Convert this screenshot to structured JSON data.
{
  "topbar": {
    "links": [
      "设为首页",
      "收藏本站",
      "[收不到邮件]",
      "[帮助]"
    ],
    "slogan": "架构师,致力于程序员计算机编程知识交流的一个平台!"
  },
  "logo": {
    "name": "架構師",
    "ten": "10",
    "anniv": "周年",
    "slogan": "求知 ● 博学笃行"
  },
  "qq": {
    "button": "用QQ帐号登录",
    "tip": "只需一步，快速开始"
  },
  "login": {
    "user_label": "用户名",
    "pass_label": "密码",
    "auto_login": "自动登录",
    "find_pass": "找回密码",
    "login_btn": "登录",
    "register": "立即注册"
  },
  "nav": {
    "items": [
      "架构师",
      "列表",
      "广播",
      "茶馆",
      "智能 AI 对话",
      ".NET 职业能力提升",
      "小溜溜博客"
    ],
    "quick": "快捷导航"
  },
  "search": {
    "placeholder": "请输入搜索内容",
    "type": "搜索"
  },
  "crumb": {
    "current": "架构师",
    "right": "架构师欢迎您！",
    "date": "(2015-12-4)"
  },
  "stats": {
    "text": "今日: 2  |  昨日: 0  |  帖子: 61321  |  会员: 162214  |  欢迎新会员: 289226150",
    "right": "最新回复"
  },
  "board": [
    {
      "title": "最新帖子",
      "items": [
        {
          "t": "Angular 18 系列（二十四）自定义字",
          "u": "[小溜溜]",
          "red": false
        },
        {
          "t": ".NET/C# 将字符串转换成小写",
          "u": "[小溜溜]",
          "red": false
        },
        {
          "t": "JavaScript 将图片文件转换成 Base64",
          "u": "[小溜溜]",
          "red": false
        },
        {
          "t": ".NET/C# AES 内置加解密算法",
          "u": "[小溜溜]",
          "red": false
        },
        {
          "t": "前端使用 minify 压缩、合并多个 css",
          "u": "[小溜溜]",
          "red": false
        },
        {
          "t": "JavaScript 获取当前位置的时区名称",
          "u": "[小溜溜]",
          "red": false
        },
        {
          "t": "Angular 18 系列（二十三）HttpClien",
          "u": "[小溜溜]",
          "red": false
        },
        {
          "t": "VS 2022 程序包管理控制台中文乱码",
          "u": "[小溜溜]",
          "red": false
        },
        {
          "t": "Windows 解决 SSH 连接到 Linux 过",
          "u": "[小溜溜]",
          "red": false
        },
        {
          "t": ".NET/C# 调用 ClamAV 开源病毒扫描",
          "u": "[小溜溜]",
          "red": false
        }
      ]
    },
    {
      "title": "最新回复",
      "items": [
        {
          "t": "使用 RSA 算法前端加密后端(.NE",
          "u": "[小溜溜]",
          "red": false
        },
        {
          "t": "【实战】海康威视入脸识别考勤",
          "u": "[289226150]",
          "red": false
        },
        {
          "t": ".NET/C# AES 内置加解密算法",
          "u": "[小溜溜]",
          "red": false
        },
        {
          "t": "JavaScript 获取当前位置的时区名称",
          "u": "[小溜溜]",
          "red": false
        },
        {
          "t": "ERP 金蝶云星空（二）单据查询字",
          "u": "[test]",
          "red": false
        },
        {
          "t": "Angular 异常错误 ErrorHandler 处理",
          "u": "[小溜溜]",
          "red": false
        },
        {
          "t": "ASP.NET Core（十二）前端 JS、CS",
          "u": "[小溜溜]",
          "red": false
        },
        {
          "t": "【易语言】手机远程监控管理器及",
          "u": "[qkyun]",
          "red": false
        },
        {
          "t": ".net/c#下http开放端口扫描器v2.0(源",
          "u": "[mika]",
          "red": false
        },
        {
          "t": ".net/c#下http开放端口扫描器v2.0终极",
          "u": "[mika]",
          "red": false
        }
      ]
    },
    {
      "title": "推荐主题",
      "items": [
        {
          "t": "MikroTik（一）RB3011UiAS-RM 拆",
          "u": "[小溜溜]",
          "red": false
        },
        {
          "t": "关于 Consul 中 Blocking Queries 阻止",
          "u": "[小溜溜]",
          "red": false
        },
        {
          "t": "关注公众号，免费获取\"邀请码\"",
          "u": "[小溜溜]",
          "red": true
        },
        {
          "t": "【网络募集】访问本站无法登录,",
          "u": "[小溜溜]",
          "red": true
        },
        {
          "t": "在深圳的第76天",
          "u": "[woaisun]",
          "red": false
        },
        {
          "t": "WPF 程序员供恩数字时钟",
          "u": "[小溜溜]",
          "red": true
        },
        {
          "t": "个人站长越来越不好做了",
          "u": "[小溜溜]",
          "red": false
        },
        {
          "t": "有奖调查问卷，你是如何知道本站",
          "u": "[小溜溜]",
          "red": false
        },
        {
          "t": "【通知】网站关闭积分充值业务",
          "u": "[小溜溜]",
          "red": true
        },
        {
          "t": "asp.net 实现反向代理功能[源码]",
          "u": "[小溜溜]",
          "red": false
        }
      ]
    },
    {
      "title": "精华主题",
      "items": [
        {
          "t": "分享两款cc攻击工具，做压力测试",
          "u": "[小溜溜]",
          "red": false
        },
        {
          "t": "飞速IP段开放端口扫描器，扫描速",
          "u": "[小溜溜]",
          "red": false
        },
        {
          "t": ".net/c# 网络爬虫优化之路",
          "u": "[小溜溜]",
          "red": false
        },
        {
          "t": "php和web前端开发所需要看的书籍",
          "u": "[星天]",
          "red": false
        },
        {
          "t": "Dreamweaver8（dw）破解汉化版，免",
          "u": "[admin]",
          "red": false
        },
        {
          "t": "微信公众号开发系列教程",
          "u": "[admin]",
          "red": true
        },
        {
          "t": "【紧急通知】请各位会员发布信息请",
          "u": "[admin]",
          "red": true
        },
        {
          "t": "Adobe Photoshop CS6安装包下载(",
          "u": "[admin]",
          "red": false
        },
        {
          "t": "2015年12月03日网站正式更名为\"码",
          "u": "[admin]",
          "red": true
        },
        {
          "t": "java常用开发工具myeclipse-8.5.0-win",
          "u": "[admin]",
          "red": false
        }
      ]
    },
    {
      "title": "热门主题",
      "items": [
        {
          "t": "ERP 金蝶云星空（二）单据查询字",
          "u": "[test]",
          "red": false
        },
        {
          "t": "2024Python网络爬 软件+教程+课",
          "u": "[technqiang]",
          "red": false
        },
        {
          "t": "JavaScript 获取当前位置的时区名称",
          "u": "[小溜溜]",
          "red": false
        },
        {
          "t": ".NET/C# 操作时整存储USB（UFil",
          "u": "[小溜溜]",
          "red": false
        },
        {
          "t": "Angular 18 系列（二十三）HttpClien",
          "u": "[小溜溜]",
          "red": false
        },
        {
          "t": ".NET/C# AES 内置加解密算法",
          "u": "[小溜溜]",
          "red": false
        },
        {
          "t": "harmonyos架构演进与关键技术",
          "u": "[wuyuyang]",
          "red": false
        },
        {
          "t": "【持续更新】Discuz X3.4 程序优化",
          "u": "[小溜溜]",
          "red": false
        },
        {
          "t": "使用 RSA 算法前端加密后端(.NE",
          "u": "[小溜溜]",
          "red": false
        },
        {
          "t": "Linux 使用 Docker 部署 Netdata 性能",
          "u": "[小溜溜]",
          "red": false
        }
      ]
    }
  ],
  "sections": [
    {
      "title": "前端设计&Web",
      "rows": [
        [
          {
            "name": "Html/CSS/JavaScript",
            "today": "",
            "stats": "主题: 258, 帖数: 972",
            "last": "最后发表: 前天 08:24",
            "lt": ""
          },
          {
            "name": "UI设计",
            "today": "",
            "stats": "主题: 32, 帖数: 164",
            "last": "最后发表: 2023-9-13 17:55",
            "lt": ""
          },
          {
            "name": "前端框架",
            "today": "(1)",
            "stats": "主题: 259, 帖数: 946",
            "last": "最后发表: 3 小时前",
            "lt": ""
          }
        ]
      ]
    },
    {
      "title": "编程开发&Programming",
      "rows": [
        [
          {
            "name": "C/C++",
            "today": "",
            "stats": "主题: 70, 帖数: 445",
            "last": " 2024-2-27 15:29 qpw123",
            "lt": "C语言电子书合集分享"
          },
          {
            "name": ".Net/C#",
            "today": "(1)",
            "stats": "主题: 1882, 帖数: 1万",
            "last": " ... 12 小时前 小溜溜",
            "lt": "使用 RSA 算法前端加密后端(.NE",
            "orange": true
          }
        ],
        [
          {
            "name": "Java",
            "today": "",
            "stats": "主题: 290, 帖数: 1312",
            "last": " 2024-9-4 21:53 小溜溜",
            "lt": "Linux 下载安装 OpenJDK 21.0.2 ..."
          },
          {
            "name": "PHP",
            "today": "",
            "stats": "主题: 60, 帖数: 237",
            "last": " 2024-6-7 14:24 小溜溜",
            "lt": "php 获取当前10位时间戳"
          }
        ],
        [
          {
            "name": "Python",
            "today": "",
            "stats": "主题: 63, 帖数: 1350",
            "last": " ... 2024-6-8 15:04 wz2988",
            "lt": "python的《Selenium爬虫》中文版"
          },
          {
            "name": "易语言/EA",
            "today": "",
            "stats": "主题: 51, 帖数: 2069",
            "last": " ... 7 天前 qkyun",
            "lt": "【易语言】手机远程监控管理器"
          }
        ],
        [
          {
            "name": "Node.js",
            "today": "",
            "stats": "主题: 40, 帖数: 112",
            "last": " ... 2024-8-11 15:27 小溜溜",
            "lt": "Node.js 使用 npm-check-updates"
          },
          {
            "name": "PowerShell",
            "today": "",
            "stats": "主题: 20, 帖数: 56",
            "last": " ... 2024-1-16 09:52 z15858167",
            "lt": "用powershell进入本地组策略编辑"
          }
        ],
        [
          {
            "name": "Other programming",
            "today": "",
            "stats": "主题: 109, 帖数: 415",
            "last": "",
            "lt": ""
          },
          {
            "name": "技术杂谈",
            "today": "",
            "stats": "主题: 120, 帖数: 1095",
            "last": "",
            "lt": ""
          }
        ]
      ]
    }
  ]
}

Exercise description - Pull out all lines containing the word "title" from the entries above.

Finished answer -
      "title": "最新帖子",
      "title": "最新回复",
      "title": "推荐主题",
      "title": "精华主题",
      "title": "热门主题",
      "title": "前端设计&Web",
      "title": "编程开发&Programming",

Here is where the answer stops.